---------- Exercise input ----------
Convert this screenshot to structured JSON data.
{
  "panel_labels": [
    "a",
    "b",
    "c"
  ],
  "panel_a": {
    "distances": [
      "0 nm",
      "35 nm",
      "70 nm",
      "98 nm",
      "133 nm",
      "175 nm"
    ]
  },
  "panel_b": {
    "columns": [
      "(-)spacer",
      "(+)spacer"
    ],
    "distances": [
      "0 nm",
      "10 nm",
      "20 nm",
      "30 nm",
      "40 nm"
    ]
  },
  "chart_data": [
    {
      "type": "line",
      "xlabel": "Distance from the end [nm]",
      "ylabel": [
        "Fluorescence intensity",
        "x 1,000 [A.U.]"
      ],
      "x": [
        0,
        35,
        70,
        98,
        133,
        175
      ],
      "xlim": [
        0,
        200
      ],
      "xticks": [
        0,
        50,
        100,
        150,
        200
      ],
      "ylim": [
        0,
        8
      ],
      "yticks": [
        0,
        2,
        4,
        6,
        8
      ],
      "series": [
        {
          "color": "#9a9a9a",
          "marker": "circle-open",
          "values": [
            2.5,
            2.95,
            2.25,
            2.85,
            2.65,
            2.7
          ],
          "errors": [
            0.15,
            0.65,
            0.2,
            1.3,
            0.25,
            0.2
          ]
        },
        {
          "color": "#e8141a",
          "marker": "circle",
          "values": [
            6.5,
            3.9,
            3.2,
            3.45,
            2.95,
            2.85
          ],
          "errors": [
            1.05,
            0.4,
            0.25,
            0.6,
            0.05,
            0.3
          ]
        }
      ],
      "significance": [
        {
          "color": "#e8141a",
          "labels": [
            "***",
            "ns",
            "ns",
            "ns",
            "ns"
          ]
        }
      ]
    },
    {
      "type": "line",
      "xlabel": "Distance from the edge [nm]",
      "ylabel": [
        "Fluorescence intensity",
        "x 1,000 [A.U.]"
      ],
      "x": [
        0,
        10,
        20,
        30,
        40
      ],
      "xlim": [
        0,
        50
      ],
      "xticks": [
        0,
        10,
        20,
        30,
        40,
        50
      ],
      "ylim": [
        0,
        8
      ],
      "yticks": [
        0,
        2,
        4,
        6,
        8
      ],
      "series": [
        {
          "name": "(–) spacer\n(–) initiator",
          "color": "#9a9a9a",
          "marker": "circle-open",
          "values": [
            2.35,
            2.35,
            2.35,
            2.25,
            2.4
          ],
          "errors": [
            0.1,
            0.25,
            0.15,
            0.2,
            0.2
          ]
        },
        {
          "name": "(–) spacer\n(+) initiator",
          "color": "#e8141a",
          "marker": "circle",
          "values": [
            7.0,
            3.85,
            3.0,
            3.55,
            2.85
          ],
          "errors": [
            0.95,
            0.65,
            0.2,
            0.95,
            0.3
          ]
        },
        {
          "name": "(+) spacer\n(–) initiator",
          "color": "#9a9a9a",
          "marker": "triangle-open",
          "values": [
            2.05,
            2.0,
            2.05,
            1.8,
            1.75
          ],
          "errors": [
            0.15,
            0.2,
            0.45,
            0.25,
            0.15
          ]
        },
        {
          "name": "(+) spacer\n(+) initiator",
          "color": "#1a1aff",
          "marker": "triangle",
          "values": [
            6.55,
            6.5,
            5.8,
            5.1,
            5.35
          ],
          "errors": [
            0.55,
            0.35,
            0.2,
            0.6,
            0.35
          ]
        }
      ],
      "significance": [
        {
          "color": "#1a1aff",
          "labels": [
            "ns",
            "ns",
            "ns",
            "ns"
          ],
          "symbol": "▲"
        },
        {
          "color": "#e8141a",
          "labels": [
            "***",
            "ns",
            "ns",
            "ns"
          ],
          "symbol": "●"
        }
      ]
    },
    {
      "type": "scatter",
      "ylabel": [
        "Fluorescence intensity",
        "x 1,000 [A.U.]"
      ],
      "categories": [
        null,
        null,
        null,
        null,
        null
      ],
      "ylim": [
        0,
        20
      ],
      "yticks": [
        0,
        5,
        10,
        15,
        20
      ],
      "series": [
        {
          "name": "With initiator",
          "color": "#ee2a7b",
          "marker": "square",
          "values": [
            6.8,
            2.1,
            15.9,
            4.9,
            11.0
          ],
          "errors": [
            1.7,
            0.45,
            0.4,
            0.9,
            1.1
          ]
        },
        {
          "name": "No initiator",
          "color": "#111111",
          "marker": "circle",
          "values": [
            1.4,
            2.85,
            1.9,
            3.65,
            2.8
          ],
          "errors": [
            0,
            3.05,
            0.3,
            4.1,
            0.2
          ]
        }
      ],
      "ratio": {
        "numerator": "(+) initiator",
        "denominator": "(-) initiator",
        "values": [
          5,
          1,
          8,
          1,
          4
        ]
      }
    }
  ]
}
----------
### What the exercise asks
Extract every entry above as it appears.

### The answer
Convert this screenshot to structured JSON data.
{
  "panel_labels": [
    "a",
    "b",
    "c"
  ],
  "panel_a": {
    "distances": [
      "0 nm",
      "35 nm",
      "70 nm",
      "98 nm",
      "133 nm",
      "175 nm"
    ]
  },
  "panel_b": {
    "columns": [
      "(-)spacer",
      "(+)spacer"
    ],
    "distances": [
      "0 nm",
      "10 nm",
      "20 nm",
      "30 nm",
      "40 nm"
    ]
  },
  "chart_data": [
    {
      "type": "line",
      "xlabel": "Distance from the end [nm]",
      "ylabel": [
        "Fluorescence intensity",
        "x 1,000 [A.U.]"
      ],
      "x": [
        0,
        35,
        70,
        98,
        133,
        175
      ],
      "xlim": [
        0,
        200
      ],
      "xticks": [
        0,
        50,
        100,
        150,
        200
      ],
      "ylim": [
        0,
        8
      ],
      "yticks": [
        0,
        2,
        4,
        6,
        8
      ],
      "series": [
        {
          "color": "#9a9a9a",
          "marker": "circle-open",
          "values": [
            2.5,
            2.95,
            2.25,
            2.85,
            2.65,
            2.7
          ],
          "errors": [
            0.15,
            0.65,
            0.2,
            1.3,
            0.25,
            0.2
          ]
        },
        {
          "color": "#e8141a",
          "marker": "circle",
          "values": [
            6.5,
            3.9,
            3.2,
            3.45,
            2.95,
            2.85
          ],
          "errors": [
            1.05,
            0.4,
            0.25,
            0.6,
            0.05,
            0.3
          ]
        }
      ],
      "significance": [
        {
          "color": "#e8141a",
          "labels": [
            "***",
            "ns",
            "ns",
            "ns",
            "ns"
          ]
        }
      ]
    },
    {
      "type": "line",
      "xlabel": "Distance from the edge [nm]",
      "ylabel": [
        "Fluorescence intensity",
        "x 1,000 [A.U.]"
      ],
      "x": [
        0,
        10,
        20,
        30,
        40
      ],
      "xlim": [
        0,
        50
      ],
      "xticks": [
        0,
        10,
        20,
        30,
        40,
        50
      ],
      "ylim": [
        0,
        8
      ],
      "yticks": [
        0,
        2,
        4,
        6,
        8
      ],
      "series": [
        {
          "name": "(–) spacer\n(–) initiator",
          "color": "#9a9a9a",
          "marker": "circle-open",
          "values": [
            2.35,
            2.35,
            2.35,
            2.25,
            2.4
          ],
          "errors": [
            0.1,
            0.25,
            0.15,
            0.2,
            0.2
          ]
        },
        {
          "name": "(–) spacer\n(+) initiator",
          "color": "#e8141a",
          "marker": "circle",
          "values": [
            7.0,
            3.85,
            3.0,
            3.55,
            2.85
          ],
          "errors": [
            0.95,
            0.65,
            0.2,
            0.95,
            0.3
          ]
        },
        {
          "name": "(+) spacer\n(–) initiator",
          "color": "#9a9a9a",
          "marker": "triangle-open",
          "values": [
            2.05,
            2.0,
            2.05,
            1.8,
            1.75
          ],
          "errors": [
            0.15,
            0.2,
            0.45,
            0.25,
            0.15
          ]
        },
        {
          "name": "(+) spacer\n(+) initiator",
          "color": "#1a1aff",
          "marker": "triangle",
          "values": [
            6.55,
            6.5,
            5.8,
            5.1,
            5.35
          ],
          "errors": [
            0.55,
            0.35,
            0.2,
            0.6,
            0.35
          ]
        }
      ],
      "significance": [
        {
          "color": "#1a1aff",
          "labels": [
            "ns",
            "ns",
            "ns",
            "ns"
          ],
          "symbol": "▲"
        },
        {
          "color": "#e8141a",
          "labels": [
            "***",
            "ns",
            "ns",
            "ns"
          ],
          "symbol": "●"
        }
      ]
    },
    {
      "type": "scatter",
      "ylabel": [
        "Fluorescence intensity",
        "x 1,000 [A.U.]"
      ],
      "categories": [
        null,
        null,
        null,
        null,
        null
      ],
      "ylim": [
        0,
        20
      ],
      "yticks": [
        0,
        5,
        10,
        15,
        20
      ],
      "series": [
        {
          "name": "With initiator",
          "color": "#ee2a7b",
          "marker": "square",
          "values": [
            6.8,
            2.1,
            15.9,
            4.9,
            11.0
          ],
          "errors": [
            1.7,
            0.45,
            0.4,
            0.9,
            1.1
          ]
        },
        {
          "name": "No initiator",
          "color": "#111111",
          "marker": "circle",
          "values": [
            1.4,
            2.85,
            1.9,
            3.65,
            2.8
          ],
          "errors": [
            0,
            3.05,
            0.3,
            4.1,
            0.2
          ]
        }
      ],
      "ratio": {
        "numerator": "(+) initiator",
        "denominator": "(-) initiator",
        "values": [
          5,
          1,
          8,
          1,
          4
        ]
      }
    }
  ]
}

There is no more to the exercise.